Stored items:
## Begin

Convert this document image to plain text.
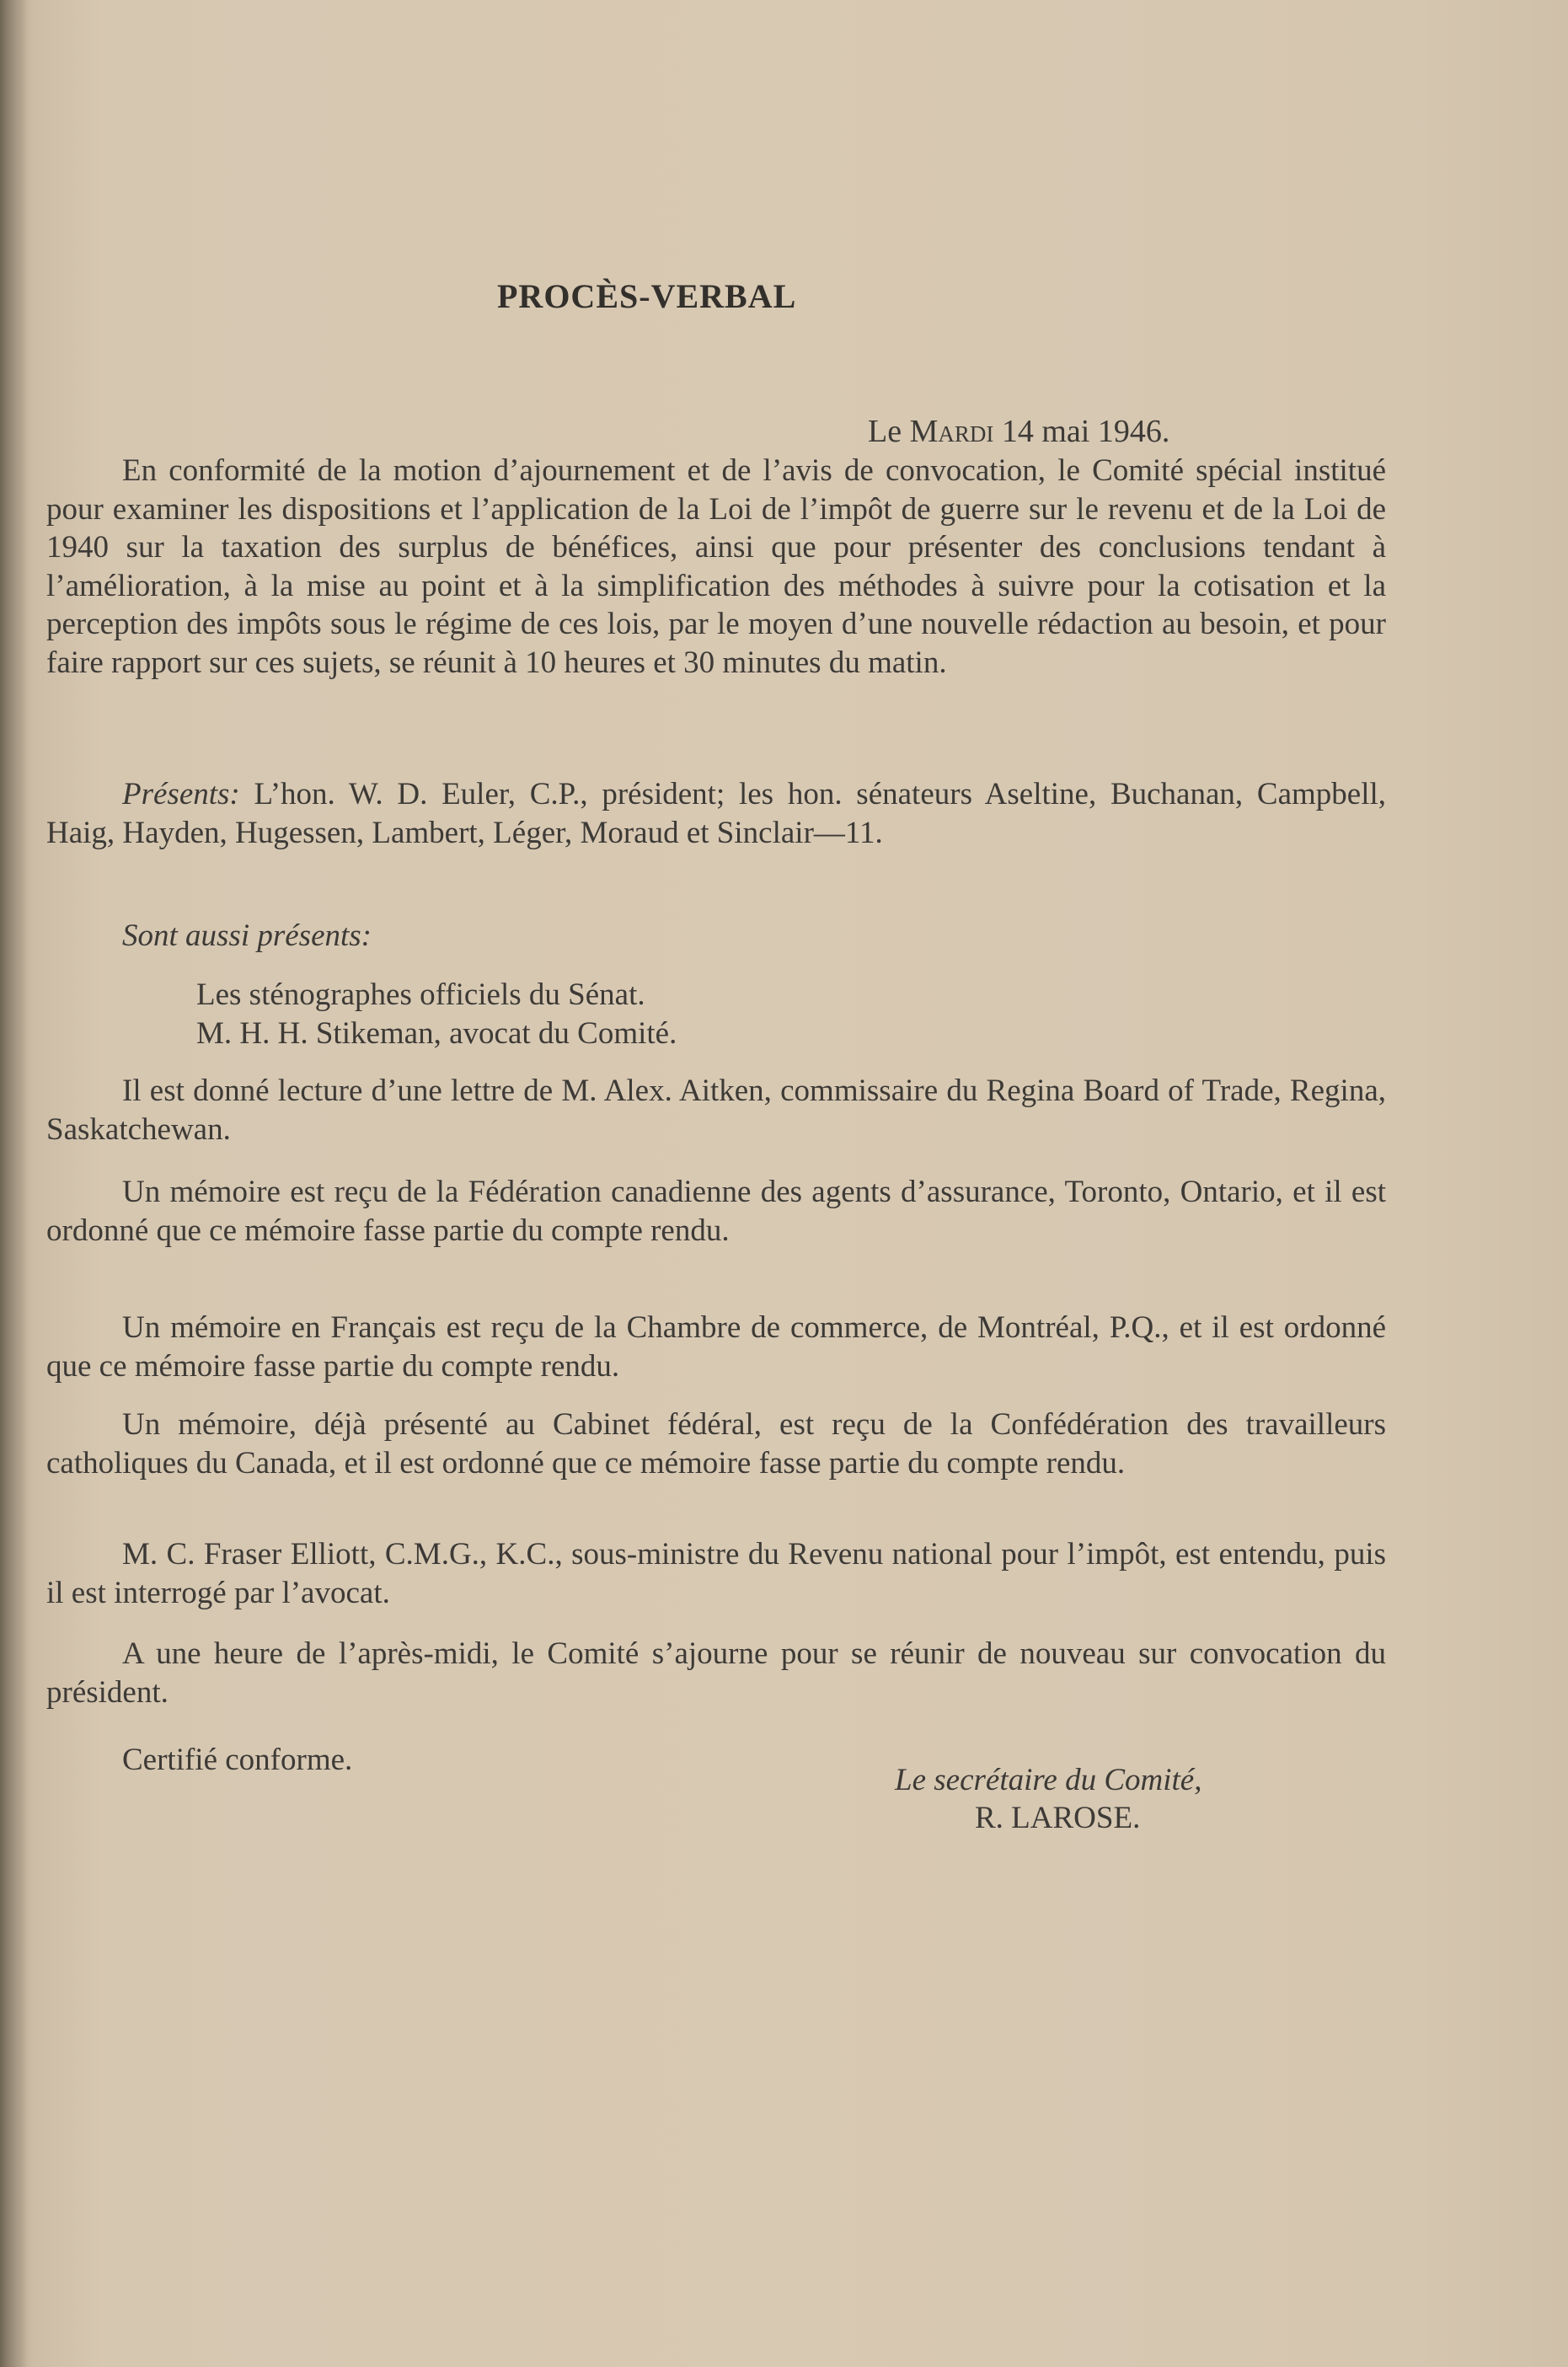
PROCÈS-VERBAL
Le Mardi 14 mai 1946.

En conformité de la motion d’ajournement et de l’avis de convocation, le Comité spécial institué pour examiner les dispositions et l’application de la Loi de l’impôt de guerre sur le revenu et de la Loi de 1940 sur la taxation des surplus de bénéfices, ainsi que pour présenter des conclusions tendant à l’amélioration, à la mise au point et à la simplification des méthodes à suivre pour la cotisation et la perception des impôts sous le régime de ces lois, par le moyen d’une nouvelle rédaction au besoin, et pour faire rapport sur ces sujets, se réunit à 10 heures et 30 minutes du matin.

Présents: L’hon. W. D. Euler, C.P., président; les hon. sénateurs Aseltine, Buchanan, Campbell, Haig, Hayden, Hugessen, Lambert, Léger, Moraud et Sinclair—11.

Sont aussi présents:

Les sténographes officiels du Sénat.
M. H. H. Stikeman, avocat du Comité.

Il est donné lecture d’une lettre de M. Alex. Aitken, commissaire du Regina Board of Trade, Regina, Saskatchewan.

Un mémoire est reçu de la Fédération canadienne des agents d’assurance, Toronto, Ontario, et il est ordonné que ce mémoire fasse partie du compte rendu.

Un mémoire en Français est reçu de la Chambre de commerce, de Montréal, P.Q., et il est ordonné que ce mémoire fasse partie du compte rendu.

Un mémoire, déjà présenté au Cabinet fédéral, est reçu de la Confédération des travailleurs catholiques du Canada, et il est ordonné que ce mémoire fasse partie du compte rendu.

M. C. Fraser Elliott, C.M.G., K.C., sous-ministre du Revenu national pour l’impôt, est entendu, puis il est interrogé par l’avocat.

A une heure de l’après-midi, le Comité s’ajourne pour se réunir de nouveau sur convocation du président.

Certifié conforme.

Le secrétaire du Comité,
R. LAROSE.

## End

**SET PROBLEM:**
Extract all the data above exactly, excluding every picture.

**EXERCISE RESPONSE:**
Convert this document image to plain text.
PROCÈS-VERBAL
Le Mardi 14 mai 1946.

En conformité de la motion d’ajournement et de l’avis de convocation, le Comité spécial institué pour examiner les dispositions et l’application de la Loi de l’impôt de guerre sur le revenu et de la Loi de 1940 sur la taxation des surplus de bénéfices, ainsi que pour présenter des conclusions tendant à l’amélioration, à la mise au point et à la simplification des méthodes à suivre pour la cotisation et la perception des impôts sous le régime de ces lois, par le moyen d’une nouvelle rédaction au besoin, et pour faire rapport sur ces sujets, se réunit à 10 heures et 30 minutes du matin.

Présents: L’hon. W. D. Euler, C.P., président; les hon. sénateurs Aseltine, Buchanan, Campbell, Haig, Hayden, Hugessen, Lambert, Léger, Moraud et Sinclair—11.

Sont aussi présents:

Les sténographes officiels du Sénat.
M. H. H. Stikeman, avocat du Comité.

Il est donné lecture d’une lettre de M. Alex. Aitken, commissaire du Regina Board of Trade, Regina, Saskatchewan.

Un mémoire est reçu de la Fédération canadienne des agents d’assurance, Toronto, Ontario, et il est ordonné que ce mémoire fasse partie du compte rendu.

Un mémoire en Français est reçu de la Chambre de commerce, de Montréal, P.Q., et il est ordonné que ce mémoire fasse partie du compte rendu.

Un mémoire, déjà présenté au Cabinet fédéral, est reçu de la Confédération des travailleurs catholiques du Canada, et il est ordonné que ce mémoire fasse partie du compte rendu.

M. C. Fraser Elliott, C.M.G., K.C., sous-ministre du Revenu national pour l’impôt, est entendu, puis il est interrogé par l’avocat.

A une heure de l’après-midi, le Comité s’ajourne pour se réunir de nouveau sur convocation du président.

Certifié conforme.

Le secrétaire du Comité,
R. LAROSE.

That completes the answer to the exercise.